----- Raw data
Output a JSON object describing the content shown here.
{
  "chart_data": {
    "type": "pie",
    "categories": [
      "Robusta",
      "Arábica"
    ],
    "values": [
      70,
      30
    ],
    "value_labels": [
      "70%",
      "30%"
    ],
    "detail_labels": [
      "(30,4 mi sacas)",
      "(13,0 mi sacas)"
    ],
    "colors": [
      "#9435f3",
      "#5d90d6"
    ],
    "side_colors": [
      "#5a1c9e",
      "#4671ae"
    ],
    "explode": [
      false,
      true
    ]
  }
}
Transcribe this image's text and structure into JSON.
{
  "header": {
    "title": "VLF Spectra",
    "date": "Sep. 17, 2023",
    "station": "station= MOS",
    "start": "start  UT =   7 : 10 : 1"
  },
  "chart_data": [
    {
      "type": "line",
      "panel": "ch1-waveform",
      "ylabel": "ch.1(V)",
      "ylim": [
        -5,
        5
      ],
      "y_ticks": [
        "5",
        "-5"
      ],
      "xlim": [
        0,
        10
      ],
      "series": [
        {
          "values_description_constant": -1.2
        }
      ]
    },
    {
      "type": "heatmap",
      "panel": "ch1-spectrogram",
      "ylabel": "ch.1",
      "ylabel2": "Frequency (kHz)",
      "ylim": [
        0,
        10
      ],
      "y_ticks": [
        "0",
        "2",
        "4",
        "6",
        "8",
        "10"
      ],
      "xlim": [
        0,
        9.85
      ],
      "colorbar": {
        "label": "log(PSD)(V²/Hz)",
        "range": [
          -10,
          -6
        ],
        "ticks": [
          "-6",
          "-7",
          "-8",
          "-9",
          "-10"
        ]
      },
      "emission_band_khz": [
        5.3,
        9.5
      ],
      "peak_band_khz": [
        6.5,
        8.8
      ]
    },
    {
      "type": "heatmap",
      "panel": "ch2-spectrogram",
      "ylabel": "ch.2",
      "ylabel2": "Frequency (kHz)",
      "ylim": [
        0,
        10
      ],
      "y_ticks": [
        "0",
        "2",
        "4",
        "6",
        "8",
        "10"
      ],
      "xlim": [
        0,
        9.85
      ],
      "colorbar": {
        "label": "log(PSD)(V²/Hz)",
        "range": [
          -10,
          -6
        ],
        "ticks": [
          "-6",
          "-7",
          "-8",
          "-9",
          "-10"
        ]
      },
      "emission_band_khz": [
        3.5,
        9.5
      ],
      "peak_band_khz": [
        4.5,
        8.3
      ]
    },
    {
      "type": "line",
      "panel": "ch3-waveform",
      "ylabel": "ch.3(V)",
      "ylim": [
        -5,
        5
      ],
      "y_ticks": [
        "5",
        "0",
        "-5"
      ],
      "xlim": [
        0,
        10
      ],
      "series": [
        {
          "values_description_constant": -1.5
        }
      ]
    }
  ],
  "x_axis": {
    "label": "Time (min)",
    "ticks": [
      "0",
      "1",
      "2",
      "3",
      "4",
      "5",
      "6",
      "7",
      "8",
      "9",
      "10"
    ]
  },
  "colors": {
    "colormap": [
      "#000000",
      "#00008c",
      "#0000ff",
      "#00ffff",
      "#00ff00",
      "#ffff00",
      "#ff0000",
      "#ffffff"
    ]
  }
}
----------
What you should do:
Without changing a word, restate the whole listing.

Full solution:
Output a JSON object describing the content shown here.
{
  "chart_data": {
    "type": "pie",
    "categories": [
      "Robusta",
      "Arábica"
    ],
    "values": [
      70,
      30
    ],
    "value_labels": [
      "70%",
      "30%"
    ],
    "detail_labels": [
      "(30,4 mi sacas)",
      "(13,0 mi sacas)"
    ],
    "colors": [
      "#9435f3",
      "#5d90d6"
    ],
    "side_colors": [
      "#5a1c9e",
      "#4671ae"
    ],
    "explode": [
      false,
      true
    ]
  }
}
Transcribe this image's text and structure into JSON.
{
  "header": {
    "title": "VLF Spectra",
    "date": "Sep. 17, 2023",
    "station": "station= MOS",
    "start": "start  UT =   7 : 10 : 1"
  },
  "chart_data": [
    {
      "type": "line",
      "panel": "ch1-waveform",
      "ylabel": "ch.1(V)",
      "ylim": [
        -5,
        5
      ],
      "y_ticks": [
        "5",
        "-5"
      ],
      "xlim": [
        0,
        10
      ],
      "series": [
        {
          "values_description_constant": -1.2
        }
      ]
    },
    {
      "type": "heatmap",
      "panel": "ch1-spectrogram",
      "ylabel": "ch.1",
      "ylabel2": "Frequency (kHz)",
      "ylim": [
        0,
        10
      ],
      "y_ticks": [
        "0",
        "2",
        "4",
        "6",
        "8",
        "10"
      ],
      "xlim": [
        0,
        9.85
      ],
      "colorbar": {
        "label": "log(PSD)(V²/Hz)",
        "range": [
          -10,
          -6
        ],
        "ticks": [
          "-6",
          "-7",
          "-8",
          "-9",
          "-10"
        ]
      },
      "emission_band_khz": [
        5.3,
        9.5
      ],
      "peak_band_khz": [
        6.5,
        8.8
      ]
    },
    {
      "type": "heatmap",
      "panel": "ch2-spectrogram",
      "ylabel": "ch.2",
      "ylabel2": "Frequency (kHz)",
      "ylim": [
        0,
        10
      ],
      "y_ticks": [
        "0",
        "2",
        "4",
        "6",
        "8",
        "10"
      ],
      "xlim": [
        0,
        9.85
      ],
      "colorbar": {
        "label": "log(PSD)(V²/Hz)",
        "range": [
          -10,
          -6
        ],
        "ticks": [
          "-6",
          "-7",
          "-8",
          "-9",
          "-10"
        ]
      },
      "emission_band_khz": [
        3.5,
        9.5
      ],
      "peak_band_khz": [
        4.5,
        8.3
      ]
    },
    {
      "type": "line",
      "panel": "ch3-waveform",
      "ylabel": "ch.3(V)",
      "ylim": [
        -5,
        5
      ],
      "y_ticks": [
        "5",
        "0",
        "-5"
      ],
      "xlim": [
        0,
        10
      ],
      "series": [
        {
          "values_description_constant": -1.5
        }
      ]
    }
  ],
  "x_axis": {
    "label": "Time (min)",
    "ticks": [
      "0",
      "1",
      "2",
      "3",
      "4",
      "5",
      "6",
      "7",
      "8",
      "9",
      "10"
    ]
  },
  "colors": {
    "colormap": [
      "#000000",
      "#00008c",
      "#0000ff",
      "#00ffff",
      "#00ff00",
      "#ffff00",
      "#ff0000",
      "#ffffff"
    ]
  }
}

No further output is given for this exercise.